— INSTRUCTIONS TO FOLLOW —
Lines where the string "complement" appears are to be copied from the entries below.

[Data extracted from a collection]
*-*-*
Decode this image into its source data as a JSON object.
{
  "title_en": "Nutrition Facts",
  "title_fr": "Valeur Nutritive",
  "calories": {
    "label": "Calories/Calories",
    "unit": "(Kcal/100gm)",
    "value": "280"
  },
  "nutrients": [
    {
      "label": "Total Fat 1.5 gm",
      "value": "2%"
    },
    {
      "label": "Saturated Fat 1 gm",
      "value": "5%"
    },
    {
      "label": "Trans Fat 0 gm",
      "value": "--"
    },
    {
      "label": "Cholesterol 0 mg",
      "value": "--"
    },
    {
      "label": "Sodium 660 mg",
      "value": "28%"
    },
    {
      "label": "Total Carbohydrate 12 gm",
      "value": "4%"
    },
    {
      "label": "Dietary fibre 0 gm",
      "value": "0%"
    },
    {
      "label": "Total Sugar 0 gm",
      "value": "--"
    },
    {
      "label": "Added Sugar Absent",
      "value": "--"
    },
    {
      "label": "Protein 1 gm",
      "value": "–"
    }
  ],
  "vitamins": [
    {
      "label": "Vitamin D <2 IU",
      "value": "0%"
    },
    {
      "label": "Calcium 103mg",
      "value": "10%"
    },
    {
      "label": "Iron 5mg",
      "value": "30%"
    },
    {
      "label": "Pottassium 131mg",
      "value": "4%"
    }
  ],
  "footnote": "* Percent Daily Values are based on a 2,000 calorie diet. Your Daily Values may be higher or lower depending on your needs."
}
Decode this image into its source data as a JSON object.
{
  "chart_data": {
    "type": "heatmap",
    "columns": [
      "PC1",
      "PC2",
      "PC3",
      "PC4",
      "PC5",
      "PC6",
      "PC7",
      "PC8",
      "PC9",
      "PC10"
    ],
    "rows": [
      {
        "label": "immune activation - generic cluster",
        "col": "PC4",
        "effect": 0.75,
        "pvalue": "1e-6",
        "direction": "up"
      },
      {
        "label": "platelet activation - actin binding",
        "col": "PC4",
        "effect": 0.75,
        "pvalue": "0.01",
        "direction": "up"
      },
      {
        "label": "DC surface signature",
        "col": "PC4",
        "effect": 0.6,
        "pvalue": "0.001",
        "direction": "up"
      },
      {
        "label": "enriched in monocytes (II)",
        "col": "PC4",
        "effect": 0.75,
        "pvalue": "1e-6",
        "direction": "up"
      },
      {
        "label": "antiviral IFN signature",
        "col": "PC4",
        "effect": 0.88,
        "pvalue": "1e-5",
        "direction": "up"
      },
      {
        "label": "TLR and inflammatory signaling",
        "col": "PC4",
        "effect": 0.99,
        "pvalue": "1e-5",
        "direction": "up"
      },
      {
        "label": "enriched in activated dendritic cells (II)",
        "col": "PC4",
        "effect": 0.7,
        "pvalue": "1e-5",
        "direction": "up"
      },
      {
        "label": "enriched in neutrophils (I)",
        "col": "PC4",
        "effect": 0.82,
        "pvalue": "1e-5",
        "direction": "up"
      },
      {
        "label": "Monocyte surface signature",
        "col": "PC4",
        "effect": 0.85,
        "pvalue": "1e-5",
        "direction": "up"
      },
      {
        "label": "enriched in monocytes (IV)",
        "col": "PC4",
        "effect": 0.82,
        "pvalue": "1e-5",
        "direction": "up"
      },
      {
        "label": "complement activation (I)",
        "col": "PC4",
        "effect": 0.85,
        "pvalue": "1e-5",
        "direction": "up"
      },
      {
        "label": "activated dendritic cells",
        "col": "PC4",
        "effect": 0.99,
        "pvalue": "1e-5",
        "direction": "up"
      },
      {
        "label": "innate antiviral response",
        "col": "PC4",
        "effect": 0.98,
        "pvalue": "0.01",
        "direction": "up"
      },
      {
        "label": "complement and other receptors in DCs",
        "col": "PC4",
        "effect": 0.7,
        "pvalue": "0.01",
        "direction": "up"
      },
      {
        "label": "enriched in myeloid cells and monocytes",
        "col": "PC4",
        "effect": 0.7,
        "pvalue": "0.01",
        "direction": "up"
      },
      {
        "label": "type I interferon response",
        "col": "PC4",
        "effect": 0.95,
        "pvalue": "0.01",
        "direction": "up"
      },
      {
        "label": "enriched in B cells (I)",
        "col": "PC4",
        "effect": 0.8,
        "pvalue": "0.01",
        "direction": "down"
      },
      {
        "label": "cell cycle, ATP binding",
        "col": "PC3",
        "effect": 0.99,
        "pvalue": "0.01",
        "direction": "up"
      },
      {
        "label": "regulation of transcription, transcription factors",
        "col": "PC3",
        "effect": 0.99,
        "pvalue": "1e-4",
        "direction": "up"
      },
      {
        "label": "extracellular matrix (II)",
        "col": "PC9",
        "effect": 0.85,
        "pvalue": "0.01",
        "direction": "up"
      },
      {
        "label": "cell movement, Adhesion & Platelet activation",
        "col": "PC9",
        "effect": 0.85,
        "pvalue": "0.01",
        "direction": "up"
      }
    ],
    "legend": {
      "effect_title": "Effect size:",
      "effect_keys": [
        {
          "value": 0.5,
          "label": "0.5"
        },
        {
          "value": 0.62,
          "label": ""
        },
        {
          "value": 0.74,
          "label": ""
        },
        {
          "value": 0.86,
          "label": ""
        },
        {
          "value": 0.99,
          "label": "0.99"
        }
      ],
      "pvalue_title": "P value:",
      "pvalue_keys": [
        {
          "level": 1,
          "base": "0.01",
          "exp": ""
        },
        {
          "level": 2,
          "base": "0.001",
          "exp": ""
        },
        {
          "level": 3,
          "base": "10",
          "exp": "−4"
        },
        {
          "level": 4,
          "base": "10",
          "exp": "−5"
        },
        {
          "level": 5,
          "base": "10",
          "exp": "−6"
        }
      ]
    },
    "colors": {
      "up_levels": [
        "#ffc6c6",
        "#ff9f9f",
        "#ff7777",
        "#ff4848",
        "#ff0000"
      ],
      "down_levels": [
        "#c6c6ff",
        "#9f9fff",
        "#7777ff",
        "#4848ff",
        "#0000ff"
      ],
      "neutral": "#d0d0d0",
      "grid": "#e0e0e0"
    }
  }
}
*-*-*
— TASK SOLUTION —
        "label": "complement activation (I)",
        "label": "complement and other receptors in DCs",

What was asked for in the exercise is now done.